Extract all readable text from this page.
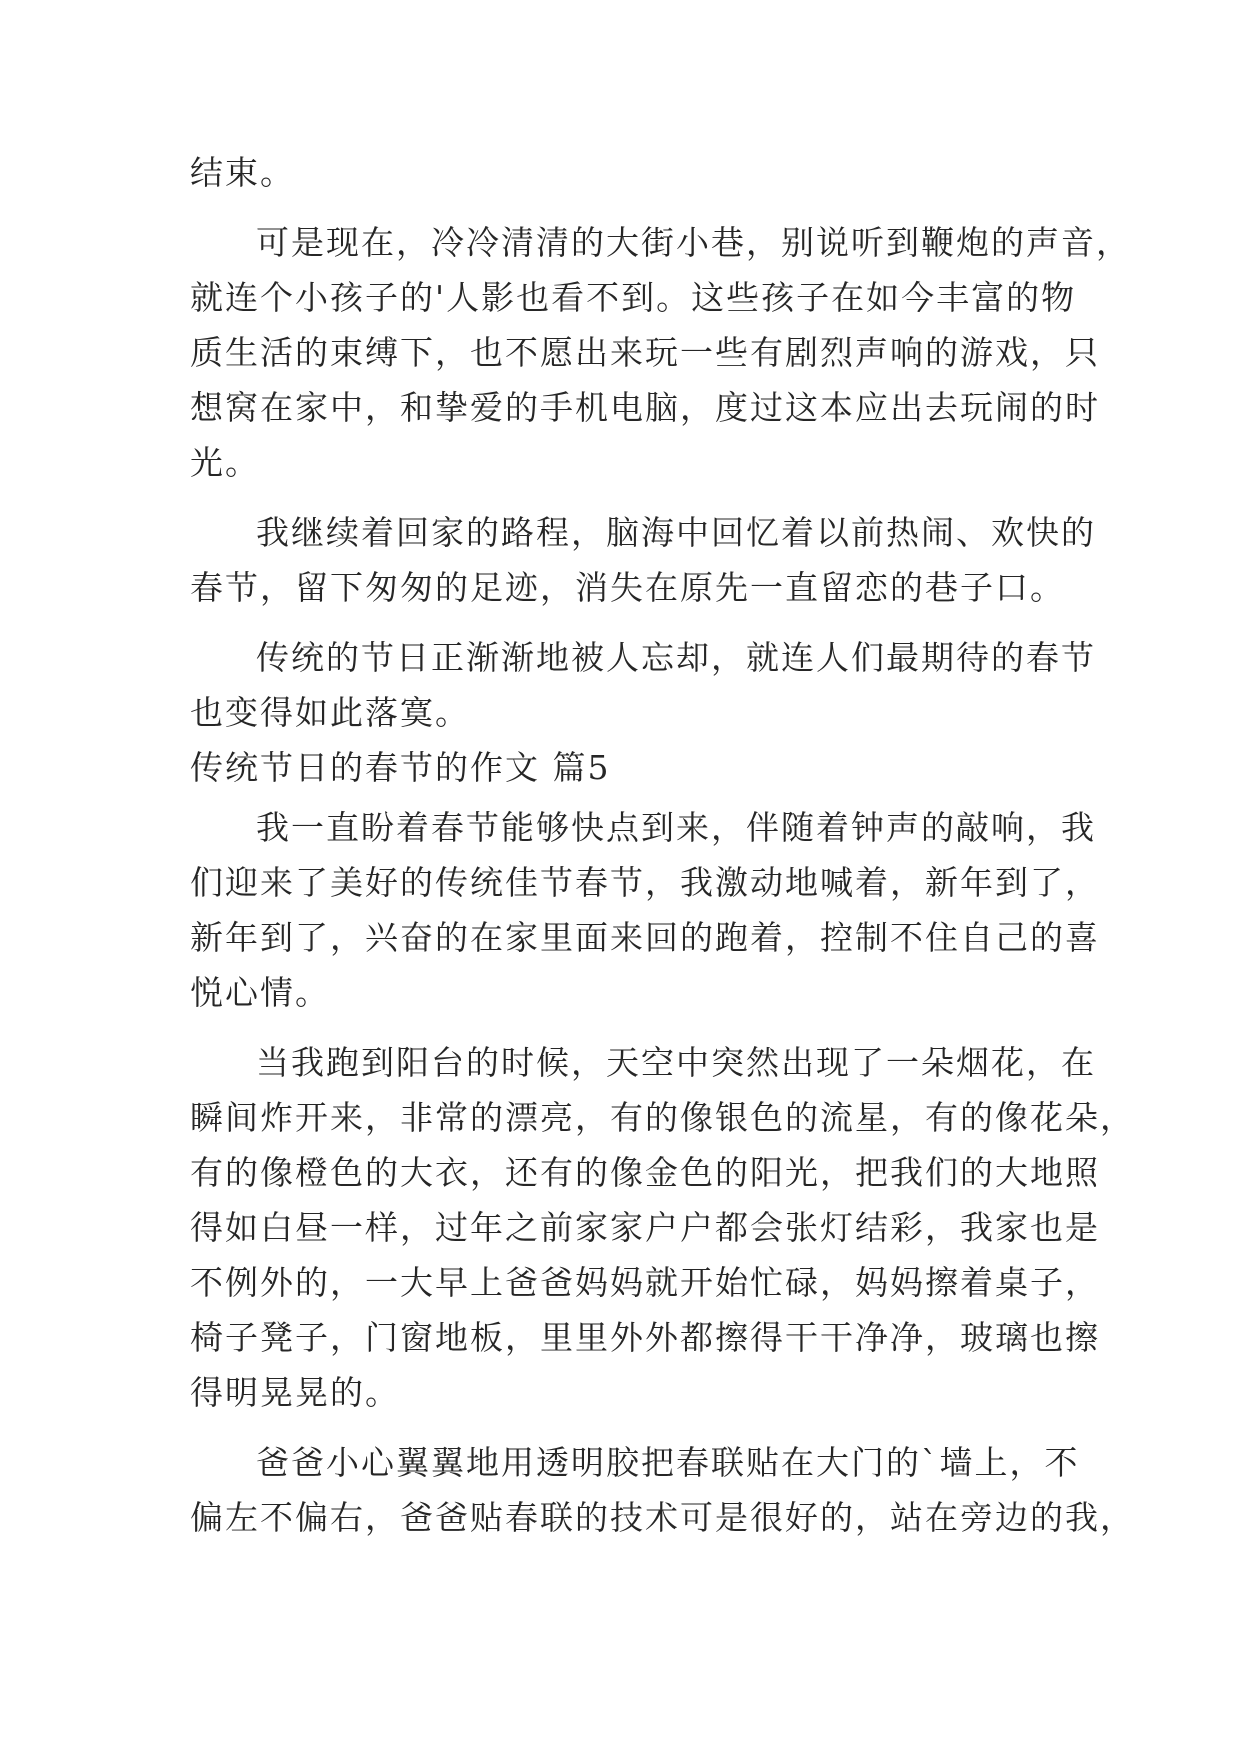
结束。
可是现在，冷冷清清的大街小巷，别说听到鞭炮的声音，
就连个小孩子的'人影也看不到。这些孩子在如今丰富的物
质生活的束缚下，也不愿出来玩一些有剧烈声响的游戏，只
想窝在家中，和挚爱的手机电脑，度过这本应出去玩闹的时
光。
我继续着回家的路程，脑海中回忆着以前热闹、欢快的
春节，留下匆匆的足迹，消失在原先一直留恋的巷子口。
传统的节日正渐渐地被人忘却，就连人们最期待的春节
也变得如此落寞。
传统节日的春节的作文 篇5
我一直盼着春节能够快点到来，伴随着钟声的敲响，我
们迎来了美好的传统佳节春节，我激动地喊着，新年到了，
新年到了，兴奋的在家里面来回的跑着，控制不住自己的喜
悦心情。
当我跑到阳台的时候，天空中突然出现了一朵烟花，在
瞬间炸开来，非常的漂亮，有的像银色的流星，有的像花朵，
有的像橙色的大衣，还有的像金色的阳光，把我们的大地照
得如白昼一样，过年之前家家户户都会张灯结彩，我家也是
不例外的，一大早上爸爸妈妈就开始忙碌，妈妈擦着桌子，
椅子凳子，门窗地板，里里外外都擦得干干净净，玻璃也擦
得明晃晃的。
爸爸小心翼翼地用透明胶把春联贴在大门的`墙上，不
偏左不偏右，爸爸贴春联的技术可是很好的，站在旁边的我，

• _Requirements_
Reproduce every line of the material precisely, omitting its pictures.

• _Solved problem_
Extract all readable text from this page.
结束。
可是现在，冷冷清清的大街小巷，别说听到鞭炮的声音，
就连个小孩子的'人影也看不到。这些孩子在如今丰富的物
质生活的束缚下，也不愿出来玩一些有剧烈声响的游戏，只
想窝在家中，和挚爱的手机电脑，度过这本应出去玩闹的时
光。
我继续着回家的路程，脑海中回忆着以前热闹、欢快的
春节，留下匆匆的足迹，消失在原先一直留恋的巷子口。
传统的节日正渐渐地被人忘却，就连人们最期待的春节
也变得如此落寞。
传统节日的春节的作文 篇5
我一直盼着春节能够快点到来，伴随着钟声的敲响，我
们迎来了美好的传统佳节春节，我激动地喊着，新年到了，
新年到了，兴奋的在家里面来回的跑着，控制不住自己的喜
悦心情。
当我跑到阳台的时候，天空中突然出现了一朵烟花，在
瞬间炸开来，非常的漂亮，有的像银色的流星，有的像花朵，
有的像橙色的大衣，还有的像金色的阳光，把我们的大地照
得如白昼一样，过年之前家家户户都会张灯结彩，我家也是
不例外的，一大早上爸爸妈妈就开始忙碌，妈妈擦着桌子，
椅子凳子，门窗地板，里里外外都擦得干干净净，玻璃也擦
得明晃晃的。
爸爸小心翼翼地用透明胶把春联贴在大门的`墙上，不
偏左不偏右，爸爸贴春联的技术可是很好的，站在旁边的我，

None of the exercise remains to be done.